## Records shown
·····

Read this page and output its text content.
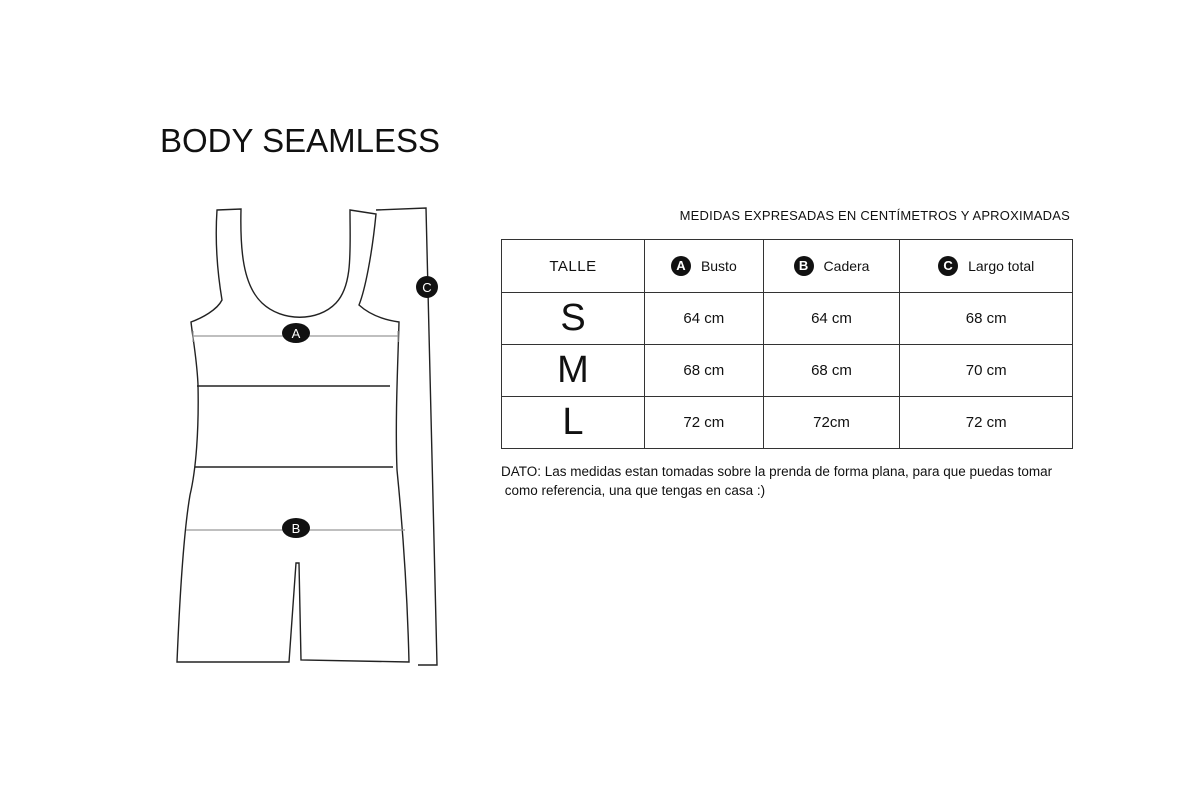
BODY SEAMLESS
A
B
C
MEDIDAS EXPRESADAS EN CENTÍMETROS Y APROXIMADAS
TALLE	A Busto	B Cadera	C Largo total

S	64 cm	64 cm	68 cm

M	68 cm	68 cm	70 cm

L	72 cm	72cm	72 cm
DATO: Las medidas estan tomadas sobre la prenda de forma plana, para que puedas tomar
como referencia, una que tengas en casa :)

·····

## Your objective
Your task is to return the entries above exactly, with no pictures.

## Response
Read this page and output its text content.
BODY SEAMLESS
A
B
C
MEDIDAS EXPRESADAS EN CENTÍMETROS Y APROXIMADAS
TALLE	A Busto	B Cadera	C Largo total

S	64 cm	64 cm	68 cm

M	68 cm	68 cm	70 cm

L	72 cm	72cm	72 cm
DATO: Las medidas estan tomadas sobre la prenda de forma plana, para que puedas tomar
como referencia, una que tengas en casa :)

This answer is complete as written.